EXERCISE:
All of the lines below are to be transcribed faithfully, with pictures excluded from the copy.

Dataset records:
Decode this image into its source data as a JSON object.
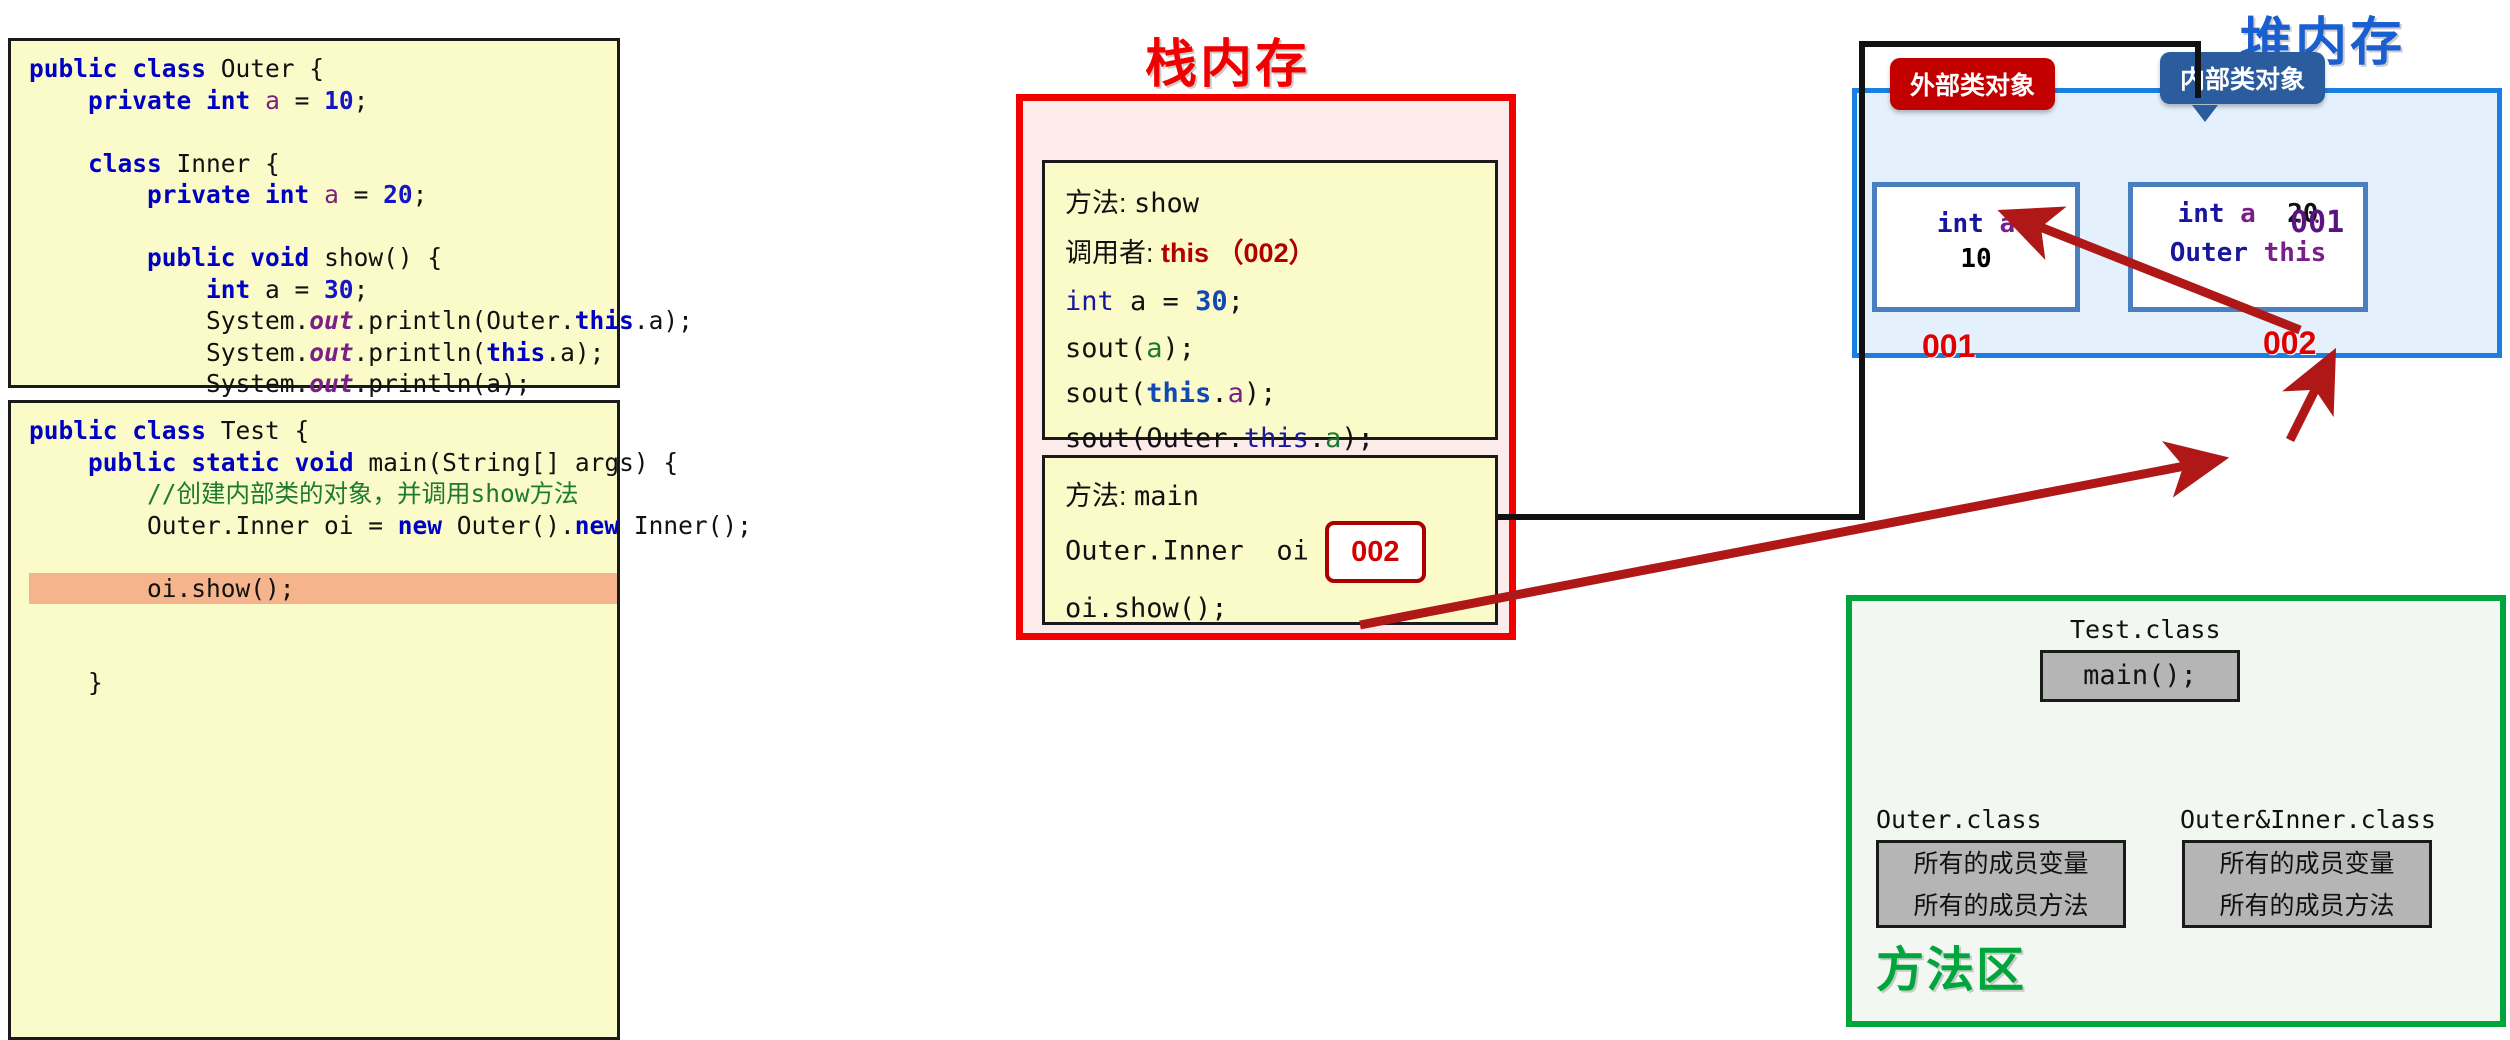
{
  "titles": {
    "stack": "栈内存",
    "heap": "堆内存",
    "method_area": "方法区"
  },
  "code_outer": {
    "lines": [
      "public class Outer {",
      "    private int a = 10;",
      "",
      "    class Inner {",
      "        private int a = 20;",
      "",
      "        public void show() {",
      "            int a = 30;",
      "            System.out.println(Outer.this.a);",
      "            System.out.println(this.a);",
      "            System.out.println(a);",
      "        }",
      "    }",
      "}"
    ]
  },
  "code_test": {
    "lines": [
      "public class Test {",
      "    public static void main(String[] args) {",
      "        //创建内部类的对象，并调用show方法",
      "        Outer.Inner oi = new Outer().new Inner();",
      "",
      "        oi.show();",
      "",
      "",
      "    }"
    ],
    "highlighted_line": "        oi.show();"
  },
  "stack": {
    "frame_show": {
      "method_label": "方法:",
      "method_name": "show",
      "caller_label": "调用者:",
      "caller_value": "this （002）",
      "lines": [
        "int a = 30;",
        "sout(a);",
        "sout(this.a);",
        "sout(Outer.this.a);"
      ]
    },
    "frame_main": {
      "method_label": "方法:",
      "method_name": "main",
      "var_decl": "Outer.Inner  oi",
      "var_value": "002",
      "call_line": "oi.show();"
    }
  },
  "heap": {
    "outer_object": {
      "tag": "外部类对象",
      "field_type": "int",
      "field_name": "a",
      "field_value": "10",
      "address": "001"
    },
    "inner_object": {
      "tag": "内部类对象",
      "field_type": "int",
      "field_name": "a",
      "field_value": "20",
      "ref_type": "Outer",
      "ref_name": "this",
      "ref_value": "001",
      "address": "002"
    }
  },
  "method_area": {
    "test_class": {
      "label": "Test.class",
      "member": "main();"
    },
    "outer_class": {
      "label": "Outer.class",
      "line1": "所有的成员变量",
      "line2": "所有的成员方法"
    },
    "inner_class": {
      "label": "Outer&Inner.class",
      "line1": "所有的成员变量",
      "line2": "所有的成员方法"
    }
  },
  "colors": {
    "stack_red": "#f20000",
    "heap_blue": "#1a7fe0",
    "method_green": "#00a53c",
    "arrow_red": "#b01818",
    "highlight_orange": "#f6b48c",
    "code_bg": "#fbfbc9"
  }
}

RESULT OF THE EXERCISE:
Decode this image into its source data as a JSON object.
{
  "titles": {
    "stack": "栈内存",
    "heap": "堆内存",
    "method_area": "方法区"
  },
  "code_outer": {
    "lines": [
      "public class Outer {",
      "    private int a = 10;",
      "",
      "    class Inner {",
      "        private int a = 20;",
      "",
      "        public void show() {",
      "            int a = 30;",
      "            System.out.println(Outer.this.a);",
      "            System.out.println(this.a);",
      "            System.out.println(a);",
      "        }",
      "    }",
      "}"
    ]
  },
  "code_test": {
    "lines": [
      "public class Test {",
      "    public static void main(String[] args) {",
      "        //创建内部类的对象，并调用show方法",
      "        Outer.Inner oi = new Outer().new Inner();",
      "",
      "        oi.show();",
      "",
      "",
      "    }"
    ],
    "highlighted_line": "        oi.show();"
  },
  "stack": {
    "frame_show": {
      "method_label": "方法:",
      "method_name": "show",
      "caller_label": "调用者:",
      "caller_value": "this （002）",
      "lines": [
        "int a = 30;",
        "sout(a);",
        "sout(this.a);",
        "sout(Outer.this.a);"
      ]
    },
    "frame_main": {
      "method_label": "方法:",
      "method_name": "main",
      "var_decl": "Outer.Inner  oi",
      "var_value": "002",
      "call_line": "oi.show();"
    }
  },
  "heap": {
    "outer_object": {
      "tag": "外部类对象",
      "field_type": "int",
      "field_name": "a",
      "field_value": "10",
      "address": "001"
    },
    "inner_object": {
      "tag": "内部类对象",
      "field_type": "int",
      "field_name": "a",
      "field_value": "20",
      "ref_type": "Outer",
      "ref_name": "this",
      "ref_value": "001",
      "address": "002"
    }
  },
  "method_area": {
    "test_class": {
      "label": "Test.class",
      "member": "main();"
    },
    "outer_class": {
      "label": "Outer.class",
      "line1": "所有的成员变量",
      "line2": "所有的成员方法"
    },
    "inner_class": {
      "label": "Outer&Inner.class",
      "line1": "所有的成员变量",
      "line2": "所有的成员方法"
    }
  },
  "colors": {
    "stack_red": "#f20000",
    "heap_blue": "#1a7fe0",
    "method_green": "#00a53c",
    "arrow_red": "#b01818",
    "highlight_orange": "#f6b48c",
    "code_bg": "#fbfbc9"
  }
}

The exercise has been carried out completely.